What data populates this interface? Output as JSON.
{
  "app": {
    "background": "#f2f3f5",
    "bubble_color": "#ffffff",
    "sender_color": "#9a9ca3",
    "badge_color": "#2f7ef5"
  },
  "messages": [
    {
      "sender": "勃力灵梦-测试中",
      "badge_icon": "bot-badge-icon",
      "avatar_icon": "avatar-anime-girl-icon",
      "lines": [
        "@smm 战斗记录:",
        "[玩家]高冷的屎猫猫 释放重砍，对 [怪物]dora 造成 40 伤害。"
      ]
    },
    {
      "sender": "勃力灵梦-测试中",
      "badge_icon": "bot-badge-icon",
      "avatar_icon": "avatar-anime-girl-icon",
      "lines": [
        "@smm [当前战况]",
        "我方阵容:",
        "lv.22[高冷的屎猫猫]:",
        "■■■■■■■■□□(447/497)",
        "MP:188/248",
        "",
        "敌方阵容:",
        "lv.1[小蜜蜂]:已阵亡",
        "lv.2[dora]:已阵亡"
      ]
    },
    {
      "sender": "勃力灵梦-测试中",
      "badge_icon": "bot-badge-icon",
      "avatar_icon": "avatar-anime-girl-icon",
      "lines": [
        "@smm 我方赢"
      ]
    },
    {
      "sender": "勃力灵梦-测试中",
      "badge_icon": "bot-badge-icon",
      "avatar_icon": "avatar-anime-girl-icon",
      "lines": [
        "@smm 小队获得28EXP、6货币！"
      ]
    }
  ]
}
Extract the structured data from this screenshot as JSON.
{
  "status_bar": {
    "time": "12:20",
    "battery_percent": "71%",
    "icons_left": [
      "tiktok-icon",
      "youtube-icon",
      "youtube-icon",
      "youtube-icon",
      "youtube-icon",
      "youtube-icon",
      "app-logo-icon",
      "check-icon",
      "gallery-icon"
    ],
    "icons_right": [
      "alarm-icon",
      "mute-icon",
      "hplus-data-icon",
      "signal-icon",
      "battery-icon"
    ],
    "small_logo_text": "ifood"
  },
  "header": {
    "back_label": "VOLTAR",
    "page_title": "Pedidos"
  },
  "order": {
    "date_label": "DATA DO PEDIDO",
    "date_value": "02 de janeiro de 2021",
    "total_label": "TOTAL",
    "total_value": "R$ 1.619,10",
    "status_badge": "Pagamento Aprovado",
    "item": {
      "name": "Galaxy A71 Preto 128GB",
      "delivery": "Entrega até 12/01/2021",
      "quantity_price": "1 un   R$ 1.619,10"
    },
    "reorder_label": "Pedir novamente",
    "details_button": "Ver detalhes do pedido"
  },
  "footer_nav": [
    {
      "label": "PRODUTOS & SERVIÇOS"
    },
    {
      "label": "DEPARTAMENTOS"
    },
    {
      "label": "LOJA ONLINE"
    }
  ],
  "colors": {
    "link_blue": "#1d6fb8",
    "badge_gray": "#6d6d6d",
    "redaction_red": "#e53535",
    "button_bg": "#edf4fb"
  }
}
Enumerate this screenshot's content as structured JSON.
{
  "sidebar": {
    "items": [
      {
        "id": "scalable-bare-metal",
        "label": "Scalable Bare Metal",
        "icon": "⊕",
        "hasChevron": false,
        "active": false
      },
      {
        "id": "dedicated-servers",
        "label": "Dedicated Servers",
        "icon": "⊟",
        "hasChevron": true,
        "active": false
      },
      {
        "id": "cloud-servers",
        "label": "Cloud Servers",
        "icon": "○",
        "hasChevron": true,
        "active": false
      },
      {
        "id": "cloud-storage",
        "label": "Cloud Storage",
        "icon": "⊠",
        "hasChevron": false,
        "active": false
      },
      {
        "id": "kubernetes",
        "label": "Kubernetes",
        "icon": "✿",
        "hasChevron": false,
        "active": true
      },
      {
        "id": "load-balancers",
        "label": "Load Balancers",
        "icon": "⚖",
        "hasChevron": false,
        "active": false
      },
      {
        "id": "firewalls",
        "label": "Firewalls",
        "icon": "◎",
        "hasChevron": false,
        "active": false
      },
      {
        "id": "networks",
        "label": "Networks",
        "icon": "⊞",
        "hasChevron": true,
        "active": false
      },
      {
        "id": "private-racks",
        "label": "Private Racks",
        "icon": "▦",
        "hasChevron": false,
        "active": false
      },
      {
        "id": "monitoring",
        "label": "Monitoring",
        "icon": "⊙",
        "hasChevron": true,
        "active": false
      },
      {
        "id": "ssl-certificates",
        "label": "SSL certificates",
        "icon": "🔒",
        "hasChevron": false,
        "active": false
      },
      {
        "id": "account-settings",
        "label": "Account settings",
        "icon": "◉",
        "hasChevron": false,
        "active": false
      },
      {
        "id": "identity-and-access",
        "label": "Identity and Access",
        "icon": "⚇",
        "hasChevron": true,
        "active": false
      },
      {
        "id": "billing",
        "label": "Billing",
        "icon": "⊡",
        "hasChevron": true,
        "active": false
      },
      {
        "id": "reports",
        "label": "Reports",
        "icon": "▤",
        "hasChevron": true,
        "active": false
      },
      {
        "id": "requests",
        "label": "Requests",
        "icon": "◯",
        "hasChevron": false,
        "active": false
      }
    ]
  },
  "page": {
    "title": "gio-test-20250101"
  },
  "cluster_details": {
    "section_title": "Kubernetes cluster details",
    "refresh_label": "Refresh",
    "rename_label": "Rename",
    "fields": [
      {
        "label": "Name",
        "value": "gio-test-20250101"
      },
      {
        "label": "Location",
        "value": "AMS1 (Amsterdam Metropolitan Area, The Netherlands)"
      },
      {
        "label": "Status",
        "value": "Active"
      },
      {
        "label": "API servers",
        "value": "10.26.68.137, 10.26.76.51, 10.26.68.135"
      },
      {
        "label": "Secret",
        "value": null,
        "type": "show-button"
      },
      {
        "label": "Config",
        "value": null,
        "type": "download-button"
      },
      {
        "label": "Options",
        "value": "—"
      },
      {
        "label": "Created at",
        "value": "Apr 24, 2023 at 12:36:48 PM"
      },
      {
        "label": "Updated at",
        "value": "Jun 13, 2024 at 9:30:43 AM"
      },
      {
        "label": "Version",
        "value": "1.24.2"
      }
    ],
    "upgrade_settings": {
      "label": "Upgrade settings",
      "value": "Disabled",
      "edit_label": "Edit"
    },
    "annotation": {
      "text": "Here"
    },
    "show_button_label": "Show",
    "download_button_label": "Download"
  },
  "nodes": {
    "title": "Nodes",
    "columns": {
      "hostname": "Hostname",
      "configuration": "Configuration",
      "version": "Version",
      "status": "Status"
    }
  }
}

> What to do
Your task is to output all of the data above word for word.

> Correct output
What data populates this interface? Output as JSON.
{
  "app": {
    "background": "#f2f3f5",
    "bubble_color": "#ffffff",
    "sender_color": "#9a9ca3",
    "badge_color": "#2f7ef5"
  },
  "messages": [
    {
      "sender": "勃力灵梦-测试中",
      "badge_icon": "bot-badge-icon",
      "avatar_icon": "avatar-anime-girl-icon",
      "lines": [
        "@smm 战斗记录:",
        "[玩家]高冷的屎猫猫 释放重砍，对 [怪物]dora 造成 40 伤害。"
      ]
    },
    {
      "sender": "勃力灵梦-测试中",
      "badge_icon": "bot-badge-icon",
      "avatar_icon": "avatar-anime-girl-icon",
      "lines": [
        "@smm [当前战况]",
        "我方阵容:",
        "lv.22[高冷的屎猫猫]:",
        "■■■■■■■■□□(447/497)",
        "MP:188/248",
        "",
        "敌方阵容:",
        "lv.1[小蜜蜂]:已阵亡",
        "lv.2[dora]:已阵亡"
      ]
    },
    {
      "sender": "勃力灵梦-测试中",
      "badge_icon": "bot-badge-icon",
      "avatar_icon": "avatar-anime-girl-icon",
      "lines": [
        "@smm 我方赢"
      ]
    },
    {
      "sender": "勃力灵梦-测试中",
      "badge_icon": "bot-badge-icon",
      "avatar_icon": "avatar-anime-girl-icon",
      "lines": [
        "@smm 小队获得28EXP、6货币！"
      ]
    }
  ]
}
Extract the structured data from this screenshot as JSON.
{
  "status_bar": {
    "time": "12:20",
    "battery_percent": "71%",
    "icons_left": [
      "tiktok-icon",
      "youtube-icon",
      "youtube-icon",
      "youtube-icon",
      "youtube-icon",
      "youtube-icon",
      "app-logo-icon",
      "check-icon",
      "gallery-icon"
    ],
    "icons_right": [
      "alarm-icon",
      "mute-icon",
      "hplus-data-icon",
      "signal-icon",
      "battery-icon"
    ],
    "small_logo_text": "ifood"
  },
  "header": {
    "back_label": "VOLTAR",
    "page_title": "Pedidos"
  },
  "order": {
    "date_label": "DATA DO PEDIDO",
    "date_value": "02 de janeiro de 2021",
    "total_label": "TOTAL",
    "total_value": "R$ 1.619,10",
    "status_badge": "Pagamento Aprovado",
    "item": {
      "name": "Galaxy A71 Preto 128GB",
      "delivery": "Entrega até 12/01/2021",
      "quantity_price": "1 un   R$ 1.619,10"
    },
    "reorder_label": "Pedir novamente",
    "details_button": "Ver detalhes do pedido"
  },
  "footer_nav": [
    {
      "label": "PRODUTOS & SERVIÇOS"
    },
    {
      "label": "DEPARTAMENTOS"
    },
    {
      "label": "LOJA ONLINE"
    }
  ],
  "colors": {
    "link_blue": "#1d6fb8",
    "badge_gray": "#6d6d6d",
    "redaction_red": "#e53535",
    "button_bg": "#edf4fb"
  }
}
Enumerate this screenshot's content as structured JSON.
{
  "sidebar": {
    "items": [
      {
        "id": "scalable-bare-metal",
        "label": "Scalable Bare Metal",
        "icon": "⊕",
        "hasChevron": false,
        "active": false
      },
      {
        "id": "dedicated-servers",
        "label": "Dedicated Servers",
        "icon": "⊟",
        "hasChevron": true,
        "active": false
      },
      {
        "id": "cloud-servers",
        "label": "Cloud Servers",
        "icon": "○",
        "hasChevron": true,
        "active": false
      },
      {
        "id": "cloud-storage",
        "label": "Cloud Storage",
        "icon": "⊠",
        "hasChevron": false,
        "active": false
      },
      {
        "id": "kubernetes",
        "label": "Kubernetes",
        "icon": "✿",
        "hasChevron": false,
        "active": true
      },
      {
        "id": "load-balancers",
        "label": "Load Balancers",
        "icon": "⚖",
        "hasChevron": false,
        "active": false
      },
      {
        "id": "firewalls",
        "label": "Firewalls",
        "icon": "◎",
        "hasChevron": false,
        "active": false
      },
      {
        "id": "networks",
        "label": "Networks",
        "icon": "⊞",
        "hasChevron": true,
        "active": false
      },
      {
        "id": "private-racks",
        "label": "Private Racks",
        "icon": "▦",
        "hasChevron": false,
        "active": false
      },
      {
        "id": "monitoring",
        "label": "Monitoring",
        "icon": "⊙",
        "hasChevron": true,
        "active": false
      },
      {
        "id": "ssl-certificates",
        "label": "SSL certificates",
        "icon": "🔒",
        "hasChevron": false,
        "active": false
      },
      {
        "id": "account-settings",
        "label": "Account settings",
        "icon": "◉",
        "hasChevron": false,
        "active": false
      },
      {
        "id": "identity-and-access",
        "label": "Identity and Access",
        "icon": "⚇",
        "hasChevron": true,
        "active": false
      },
      {
        "id": "billing",
        "label": "Billing",
        "icon": "⊡",
        "hasChevron": true,
        "active": false
      },
      {
        "id": "reports",
        "label": "Reports",
        "icon": "▤",
        "hasChevron": true,
        "active": false
      },
      {
        "id": "requests",
        "label": "Requests",
        "icon": "◯",
        "hasChevron": false,
        "active": false
      }
    ]
  },
  "page": {
    "title": "gio-test-20250101"
  },
  "cluster_details": {
    "section_title": "Kubernetes cluster details",
    "refresh_label": "Refresh",
    "rename_label": "Rename",
    "fields": [
      {
        "label": "Name",
        "value": "gio-test-20250101"
      },
      {
        "label": "Location",
        "value": "AMS1 (Amsterdam Metropolitan Area, The Netherlands)"
      },
      {
        "label": "Status",
        "value": "Active"
      },
      {
        "label": "API servers",
        "value": "10.26.68.137, 10.26.76.51, 10.26.68.135"
      },
      {
        "label": "Secret",
        "value": null,
        "type": "show-button"
      },
      {
        "label": "Config",
        "value": null,
        "type": "download-button"
      },
      {
        "label": "Options",
        "value": "—"
      },
      {
        "label": "Created at",
        "value": "Apr 24, 2023 at 12:36:48 PM"
      },
      {
        "label": "Updated at",
        "value": "Jun 13, 2024 at 9:30:43 AM"
      },
      {
        "label": "Version",
        "value": "1.24.2"
      }
    ],
    "upgrade_settings": {
      "label": "Upgrade settings",
      "value": "Disabled",
      "edit_label": "Edit"
    },
    "annotation": {
      "text": "Here"
    },
    "show_button_label": "Show",
    "download_button_label": "Download"
  },
  "nodes": {
    "title": "Nodes",
    "columns": {
      "hostname": "Hostname",
      "configuration": "Configuration",
      "version": "Version",
      "status": "Status"
    }
  }
}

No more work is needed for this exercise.